Description of the task: Without including any pictures, copy each entry below exactly.

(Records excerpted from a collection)
◆ ◆ ◆ ◆
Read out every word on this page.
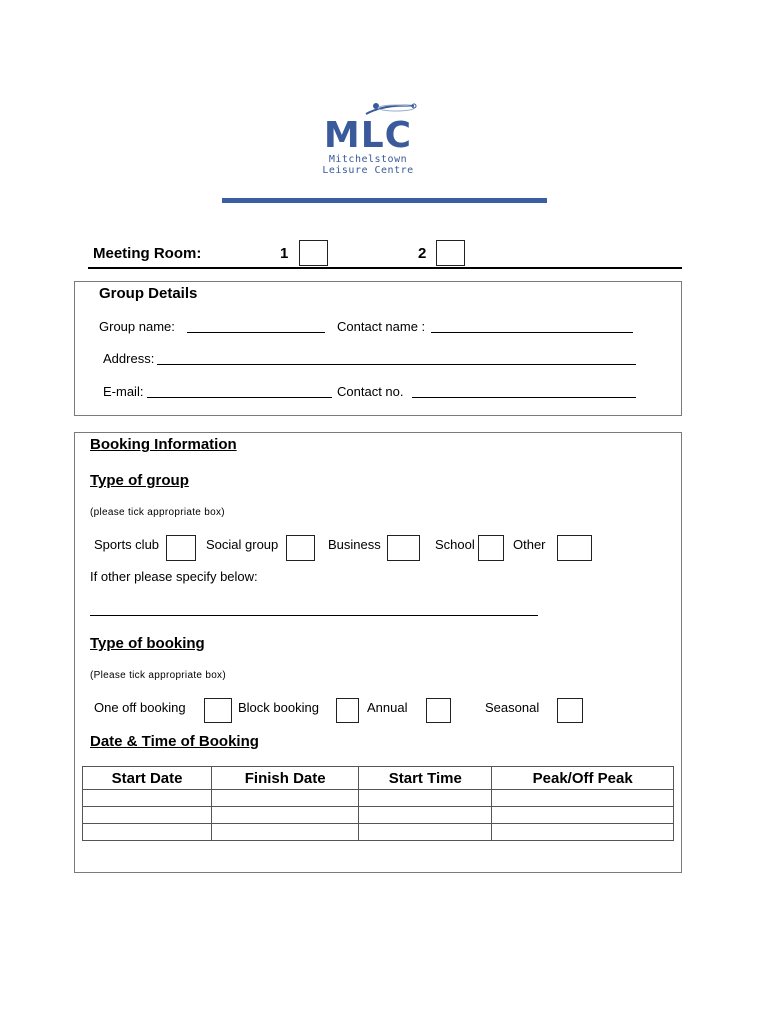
MLC
Mitchelstown
Leisure Centre
Meeting Room:	1	2
Group Details
Group name:	Contact name :
Address:
E-mail:	Contact no.
Booking Information
Type of group
(please tick appropriate box)
Sports club	Social group	Business	School	Other
If other please specify below:
Type of booking
(Please tick appropriate box)
One off booking	Block booking	Annual	Seasonal
Date & Time of Booking
Start Date	Finish Date	Start Time	Peak/Off Peak
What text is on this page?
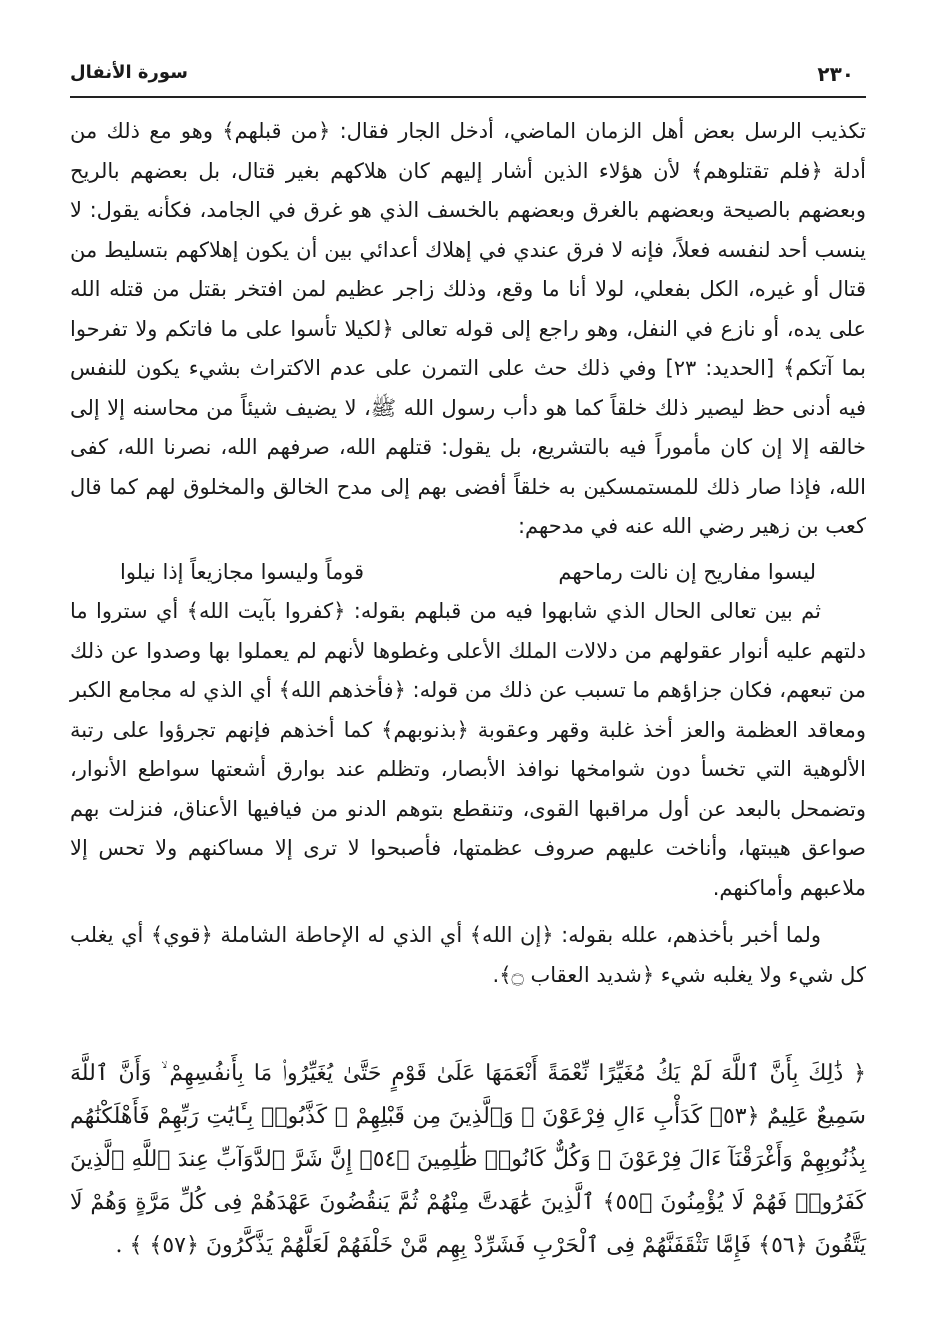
٢٣٠
سورة الأنفال

تكذيب الرسل بعض أهل الزمان الماضي، أدخل الجار فقال: ﴿من قبلهم﴾ وهو مع ذلك من أدلة ﴿فلم تقتلوهم﴾ لأن هؤلاء الذين أشار إليهم كان هلاكهم بغير قتال، بل بعضهم بالريح وبعضهم بالصيحة وبعضهم بالغرق وبعضهم بالخسف الذي هو غرق في الجامد، فكأنه يقول: لا ينسب أحد لنفسه فعلاً، فإنه لا فرق عندي في إهلاك أعدائي بين أن يكون إهلاكهم بتسليط من قتال أو غيره، الكل بفعلي، لولا أنا ما وقع، وذلك زاجر عظيم لمن افتخر بقتل من قتله الله على يده، أو نازع في النفل، وهو راجع إلى قوله تعالى ﴿لكيلا تأسوا على ما فاتكم ولا تفرحوا بما آتكم﴾ [الحديد: ٢٣] وفي ذلك حث على التمرن على عدم الاكتراث بشيء يكون للنفس فيه أدنى حظ ليصير ذلك خلقاً كما هو دأب رسول الله ﷺ، لا يضيف شيئاً من محاسنه إلا إلى خالقه إلا إن كان مأموراً فيه بالتشريع، بل يقول: قتلهم الله، صرفهم الله، نصرنا الله، كفى الله، فإذا صار ذلك للمستمسكين به خلقاً أفضى بهم إلى مدح الخالق والمخلوق لهم كما قال كعب بن زهير رضي الله عنه في مدحهم:

ليسوا مفاريح إن نالت رماحهم
قوماً وليسوا مجازيعاً إذا نيلوا

ثم بين تعالى الحال الذي شابهوا فيه من قبلهم بقوله: ﴿كفروا بآيت الله﴾ أي ستروا ما دلتهم عليه أنوار عقولهم من دلالات الملك الأعلى وغطوها لأنهم لم يعملوا بها وصدوا عن ذلك من تبعهم، فكان جزاؤهم ما تسبب عن ذلك من قوله: ﴿فأخذهم الله﴾ أي الذي له مجامع الكبر ومعاقد العظمة والعز أخذ غلبة وقهر وعقوبة ﴿بذنوبهم﴾ كما أخذهم فإنهم تجرؤوا على رتبة الألوهية التي تخسأ دون شوامخها نوافذ الأبصار، وتظلم عند بوارق أشعتها سواطع الأنوار، وتضمحل بالبعد عن أول مراقبها القوى، وتنقطع بتوهم الدنو من فيافيها الأعناق، فنزلت بهم صواعق هيبتها، وأناخت عليهم صروف عظمتها، فأصبحوا لا ترى إلا مساكنهم ولا تحس إلا ملاعبهم وأماكنهم.

ولما أخبر بأخذهم، علله بقوله: ﴿إن الله﴾ أي الذي له الإحاطة الشاملة ﴿قوي﴾ أي يغلب كل شيء ولا يغلبه شيء ﴿شديد العقاب ۝﴾.

﴿ ذَٰلِكَ بِأَنَّ ٱللَّهَ لَمْ يَكُ مُغَيِّرًا نِّعْمَةً أَنْعَمَهَا عَلَىٰ قَوْمٍ حَتَّىٰ يُغَيِّرُوا۟ مَا بِأَنفُسِهِمْ ۙ وَأَنَّ ٱللَّهَ سَمِيعٌ عَلِيمٌ ﴿٥٣﴾ كَدَأْبِ ءَالِ فِرْعَوْنَ ۙ وَٱلَّذِينَ مِن قَبْلِهِمْ ۚ كَذَّبُوا۟ بِـَٔايَٰتِ رَبِّهِمْ فَأَهْلَكْنَٰهُم بِذُنُوبِهِمْ وَأَغْرَقْنَآ ءَالَ فِرْعَوْنَ ۚ وَكُلٌّ كَانُوا۟ ظَٰلِمِينَ ﴿٥٤﴾ إِنَّ شَرَّ ٱلدَّوَآبِّ عِندَ ٱللَّهِ ٱلَّذِينَ كَفَرُوا۟ فَهُمْ لَا يُؤْمِنُونَ ﴿٥٥﴾ ٱلَّذِينَ عَٰهَدتَّ مِنْهُمْ ثُمَّ يَنقُضُونَ عَهْدَهُمْ فِى كُلِّ مَرَّةٍ وَهُمْ لَا يَتَّقُونَ ﴿٥٦﴾ فَإِمَّا تَثْقَفَنَّهُمْ فِى ٱلْحَرْبِ فَشَرِّدْ بِهِم مَّنْ خَلْفَهُمْ لَعَلَّهُمْ يَذَّكَّرُونَ ﴿٥٧﴾ ﴾ .
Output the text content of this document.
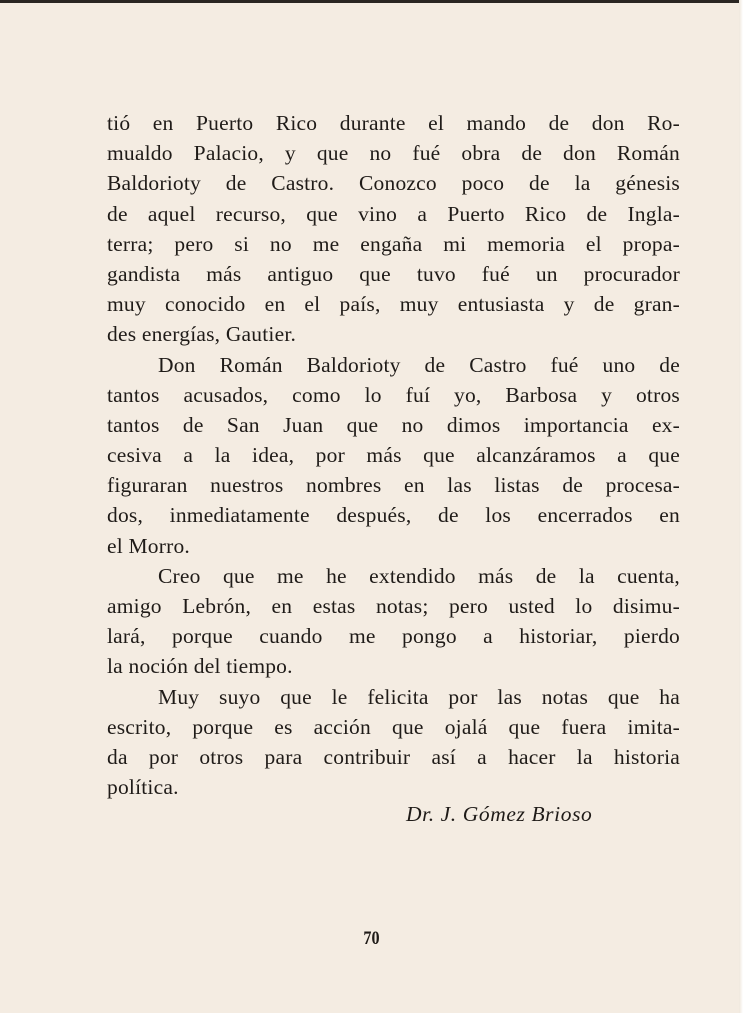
tió en Puerto Rico durante el mando de don Ro-
mualdo Palacio, y que no fué obra de don Román
Baldorioty de Castro. Conozco poco de la génesis
de aquel recurso, que vino a Puerto Rico de Ingla-
terra; pero si no me engaña mi memoria el propa-
gandista más antiguo que tuvo fué un procurador
muy conocido en el país, muy entusiasta y de gran-
des energías, Gautier.
Don Román Baldorioty de Castro fué uno de
tantos acusados, como lo fuí yo, Barbosa y otros
tantos de San Juan que no dimos importancia ex-
cesiva a la idea, por más que alcanzáramos a que
figuraran nuestros nombres en las listas de procesa-
dos, inmediatamente después, de los encerrados en
el Morro.
Creo que me he extendido más de la cuenta,
amigo Lebrón, en estas notas; pero usted lo disimu-
lará, porque cuando me pongo a historiar, pierdo
la noción del tiempo.
Muy suyo que le felicita por las notas que ha
escrito, porque es acción que ojalá que fuera imita-
da por otros para contribuir así a hacer la historia
política.
Dr. J. Gómez Brioso
70
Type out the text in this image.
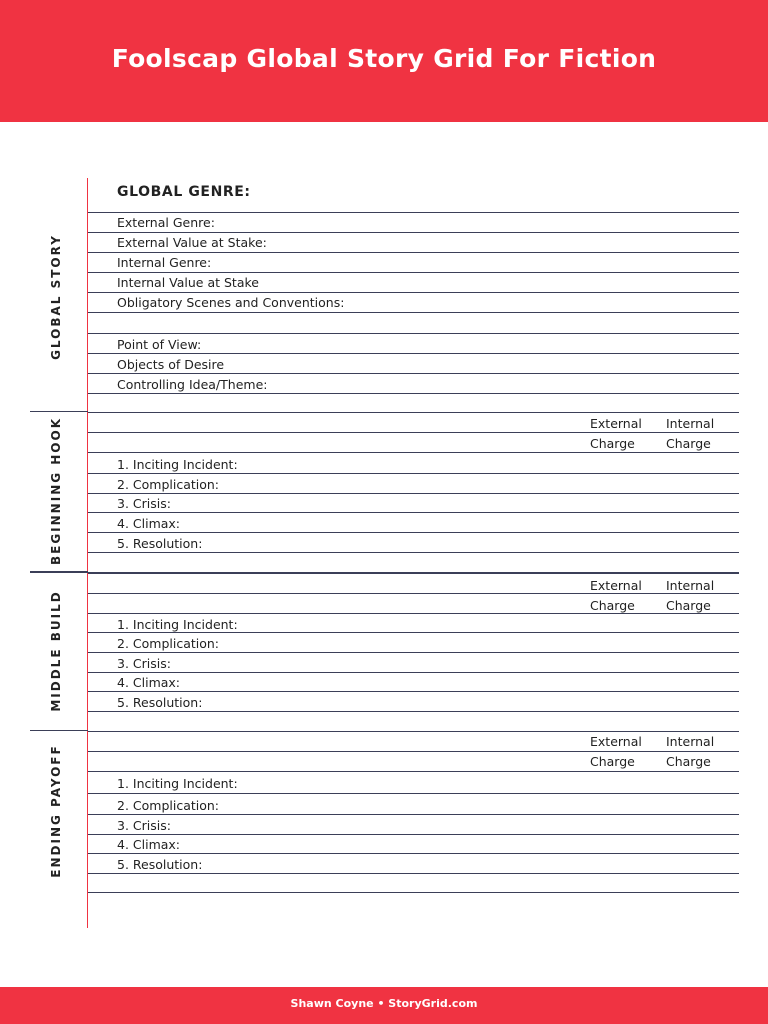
Foolscap Global Story Grid For Fiction
GLOBAL STORY
GLOBAL GENRE:
External Genre:
External Value at Stake:
Internal Genre:
Internal Value at Stake
Obligatory Scenes and Conventions:
Point of View:
Objects of Desire
Controlling Idea/Theme:
BEGINNING HOOK	External Internal
Charge Charge
1. Inciting Incident:
2. Complication:
3. Crisis:
4. Climax:
5. Resolution:
MIDDLE BUILD
External Internal
Charge Charge
1. Inciting Incident:
2. Complication:
3. Crisis:
4. Climax:
5. Resolution:
ENDING PAYOFF
External Internal
Charge Charge
1. Inciting Incident:
2. Complication:
3. Crisis:
4. Climax:
5. Resolution:
Shawn Coyne • StoryGrid.com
◆ ◆ ◆ ◆
Worked answer:
Read out every word on this page.
MLC
Mitchelstown
Leisure Centre
Meeting Room:	1	2
Group Details
Group name:	Contact name :
Address:
E-mail:	Contact no.
Booking Information
Type of group
(please tick appropriate box)
Sports club	Social group	Business	School	Other
If other please specify below:
Type of booking
(Please tick appropriate box)
One off booking	Block booking	Annual	Seasonal
Date & Time of Booking
Start Date	Finish Date	Start Time	Peak/Off Peak
What text is on this page?
٢٣٠
سورة الأنفال

تكذيب الرسل بعض أهل الزمان الماضي، أدخل الجار فقال: ﴿من قبلهم﴾ وهو مع ذلك من أدلة ﴿فلم تقتلوهم﴾ لأن هؤلاء الذين أشار إليهم كان هلاكهم بغير قتال، بل بعضهم بالريح وبعضهم بالصيحة وبعضهم بالغرق وبعضهم بالخسف الذي هو غرق في الجامد، فكأنه يقول: لا ينسب أحد لنفسه فعلاً، فإنه لا فرق عندي في إهلاك أعدائي بين أن يكون إهلاكهم بتسليط من قتال أو غيره، الكل بفعلي، لولا أنا ما وقع، وذلك زاجر عظيم لمن افتخر بقتل من قتله الله على يده، أو نازع في النفل، وهو راجع إلى قوله تعالى ﴿لكيلا تأسوا على ما فاتكم ولا تفرحوا بما آتكم﴾ [الحديد: ٢٣] وفي ذلك حث على التمرن على عدم الاكتراث بشيء يكون للنفس فيه أدنى حظ ليصير ذلك خلقاً كما هو دأب رسول الله ﷺ، لا يضيف شيئاً من محاسنه إلا إلى خالقه إلا إن كان مأموراً فيه بالتشريع، بل يقول: قتلهم الله، صرفهم الله، نصرنا الله، كفى الله، فإذا صار ذلك للمستمسكين به خلقاً أفضى بهم إلى مدح الخالق والمخلوق لهم كما قال كعب بن زهير رضي الله عنه في مدحهم:

ليسوا مفاريح إن نالت رماحهم
قوماً وليسوا مجازيعاً إذا نيلوا

ثم بين تعالى الحال الذي شابهوا فيه من قبلهم بقوله: ﴿كفروا بآيت الله﴾ أي ستروا ما دلتهم عليه أنوار عقولهم من دلالات الملك الأعلى وغطوها لأنهم لم يعملوا بها وصدوا عن ذلك من تبعهم، فكان جزاؤهم ما تسبب عن ذلك من قوله: ﴿فأخذهم الله﴾ أي الذي له مجامع الكبر ومعاقد العظمة والعز أخذ غلبة وقهر وعقوبة ﴿بذنوبهم﴾ كما أخذهم فإنهم تجرؤوا على رتبة الألوهية التي تخسأ دون شوامخها نوافذ الأبصار، وتظلم عند بوارق أشعتها سواطع الأنوار، وتضمحل بالبعد عن أول مراقبها القوى، وتنقطع بتوهم الدنو من فيافيها الأعناق، فنزلت بهم صواعق هيبتها، وأناخت عليهم صروف عظمتها، فأصبحوا لا ترى إلا مساكنهم ولا تحس إلا ملاعبهم وأماكنهم.

ولما أخبر بأخذهم، علله بقوله: ﴿إن الله﴾ أي الذي له الإحاطة الشاملة ﴿قوي﴾ أي يغلب كل شيء ولا يغلبه شيء ﴿شديد العقاب ۝﴾.

﴿ ذَٰلِكَ بِأَنَّ ٱللَّهَ لَمْ يَكُ مُغَيِّرًا نِّعْمَةً أَنْعَمَهَا عَلَىٰ قَوْمٍ حَتَّىٰ يُغَيِّرُوا۟ مَا بِأَنفُسِهِمْ ۙ وَأَنَّ ٱللَّهَ سَمِيعٌ عَلِيمٌ ﴿٥٣﴾ كَدَأْبِ ءَالِ فِرْعَوْنَ ۙ وَٱلَّذِينَ مِن قَبْلِهِمْ ۚ كَذَّبُوا۟ بِـَٔايَٰتِ رَبِّهِمْ فَأَهْلَكْنَٰهُم بِذُنُوبِهِمْ وَأَغْرَقْنَآ ءَالَ فِرْعَوْنَ ۚ وَكُلٌّ كَانُوا۟ ظَٰلِمِينَ ﴿٥٤﴾ إِنَّ شَرَّ ٱلدَّوَآبِّ عِندَ ٱللَّهِ ٱلَّذِينَ كَفَرُوا۟ فَهُمْ لَا يُؤْمِنُونَ ﴿٥٥﴾ ٱلَّذِينَ عَٰهَدتَّ مِنْهُمْ ثُمَّ يَنقُضُونَ عَهْدَهُمْ فِى كُلِّ مَرَّةٍ وَهُمْ لَا يَتَّقُونَ ﴿٥٦﴾ فَإِمَّا تَثْقَفَنَّهُمْ فِى ٱلْحَرْبِ فَشَرِّدْ بِهِم مَّنْ خَلْفَهُمْ لَعَلَّهُمْ يَذَّكَّرُونَ ﴿٥٧﴾ ﴾ .
Output the text content of this document.
tió en Puerto Rico durante el mando de don Ro-
mualdo Palacio, y que no fué obra de don Román
Baldorioty de Castro. Conozco poco de la génesis
de aquel recurso, que vino a Puerto Rico de Ingla-
terra; pero si no me engaña mi memoria el propa-
gandista más antiguo que tuvo fué un procurador
muy conocido en el país, muy entusiasta y de gran-
des energías, Gautier.
Don Román Baldorioty de Castro fué uno de
tantos acusados, como lo fuí yo, Barbosa y otros
tantos de San Juan que no dimos importancia ex-
cesiva a la idea, por más que alcanzáramos a que
figuraran nuestros nombres en las listas de procesa-
dos, inmediatamente después, de los encerrados en
el Morro.
Creo que me he extendido más de la cuenta,
amigo Lebrón, en estas notas; pero usted lo disimu-
lará, porque cuando me pongo a historiar, pierdo
la noción del tiempo.
Muy suyo que le felicita por las notas que ha
escrito, porque es acción que ojalá que fuera imita-
da por otros para contribuir así a hacer la historia
política.
Dr. J. Gómez Brioso
70
Type out the text in this image.
Foolscap Global Story Grid For Fiction
GLOBAL STORY
GLOBAL GENRE:
External Genre:
External Value at Stake:
Internal Genre:
Internal Value at Stake
Obligatory Scenes and Conventions:
Point of View:
Objects of Desire
Controlling Idea/Theme:
BEGINNING HOOK	External Internal
Charge Charge
1. Inciting Incident:
2. Complication:
3. Crisis:
4. Climax:
5. Resolution:
MIDDLE BUILD
External Internal
Charge Charge
1. Inciting Incident:
2. Complication:
3. Crisis:
4. Climax:
5. Resolution:
ENDING PAYOFF
External Internal
Charge Charge
1. Inciting Incident:
2. Complication:
3. Crisis:
4. Climax:
5. Resolution:
Shawn Coyne • StoryGrid.com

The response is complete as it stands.